* START DATASET ROWS *
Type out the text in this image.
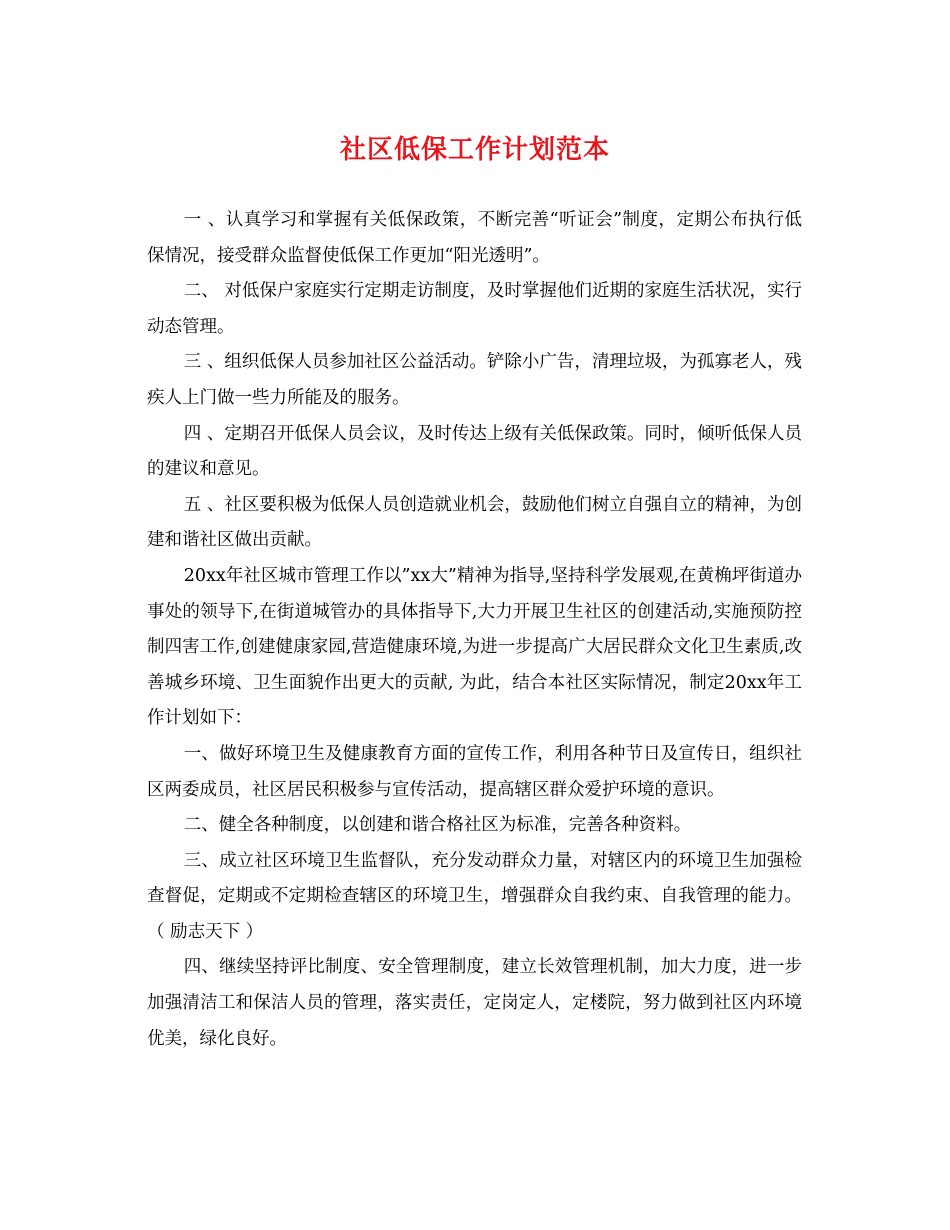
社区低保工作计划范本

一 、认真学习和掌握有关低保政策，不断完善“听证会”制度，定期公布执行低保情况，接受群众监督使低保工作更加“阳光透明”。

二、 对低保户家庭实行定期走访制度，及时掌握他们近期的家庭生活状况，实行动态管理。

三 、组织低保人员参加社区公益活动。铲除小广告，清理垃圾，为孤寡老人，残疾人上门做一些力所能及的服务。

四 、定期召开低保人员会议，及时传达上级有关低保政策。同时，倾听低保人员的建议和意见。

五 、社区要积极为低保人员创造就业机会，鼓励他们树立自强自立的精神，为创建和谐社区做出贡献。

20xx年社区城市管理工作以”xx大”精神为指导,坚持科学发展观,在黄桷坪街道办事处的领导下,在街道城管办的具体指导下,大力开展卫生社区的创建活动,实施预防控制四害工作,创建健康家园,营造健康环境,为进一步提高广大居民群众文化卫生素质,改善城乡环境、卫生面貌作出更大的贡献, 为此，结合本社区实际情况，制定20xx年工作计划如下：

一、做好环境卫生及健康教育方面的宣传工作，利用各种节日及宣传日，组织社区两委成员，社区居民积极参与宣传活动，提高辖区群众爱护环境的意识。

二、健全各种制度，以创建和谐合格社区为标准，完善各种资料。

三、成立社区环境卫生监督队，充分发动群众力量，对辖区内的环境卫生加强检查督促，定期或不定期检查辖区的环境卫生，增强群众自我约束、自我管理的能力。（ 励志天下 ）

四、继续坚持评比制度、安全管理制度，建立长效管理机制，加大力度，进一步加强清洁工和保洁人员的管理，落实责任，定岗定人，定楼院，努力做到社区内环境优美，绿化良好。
* END DATASET ROWS *
» **WRITTEN REQUEST**
Write every entry out again exactly, dropping the pictures.

» **TASK RESPONSE**
Type out the text in this image.
社区低保工作计划范本

一 、认真学习和掌握有关低保政策，不断完善“听证会”制度，定期公布执行低保情况，接受群众监督使低保工作更加“阳光透明”。

二、 对低保户家庭实行定期走访制度，及时掌握他们近期的家庭生活状况，实行动态管理。

三 、组织低保人员参加社区公益活动。铲除小广告，清理垃圾，为孤寡老人，残疾人上门做一些力所能及的服务。

四 、定期召开低保人员会议，及时传达上级有关低保政策。同时，倾听低保人员的建议和意见。

五 、社区要积极为低保人员创造就业机会，鼓励他们树立自强自立的精神，为创建和谐社区做出贡献。

20xx年社区城市管理工作以”xx大”精神为指导,坚持科学发展观,在黄桷坪街道办事处的领导下,在街道城管办的具体指导下,大力开展卫生社区的创建活动,实施预防控制四害工作,创建健康家园,营造健康环境,为进一步提高广大居民群众文化卫生素质,改善城乡环境、卫生面貌作出更大的贡献, 为此，结合本社区实际情况，制定20xx年工作计划如下：

一、做好环境卫生及健康教育方面的宣传工作，利用各种节日及宣传日，组织社区两委成员，社区居民积极参与宣传活动，提高辖区群众爱护环境的意识。

二、健全各种制度，以创建和谐合格社区为标准，完善各种资料。

三、成立社区环境卫生监督队，充分发动群众力量，对辖区内的环境卫生加强检查督促，定期或不定期检查辖区的环境卫生，增强群众自我约束、自我管理的能力。（ 励志天下 ）

四、继续坚持评比制度、安全管理制度，建立长效管理机制，加大力度，进一步加强清洁工和保洁人员的管理，落实责任，定岗定人，定楼院，努力做到社区内环境优美，绿化良好。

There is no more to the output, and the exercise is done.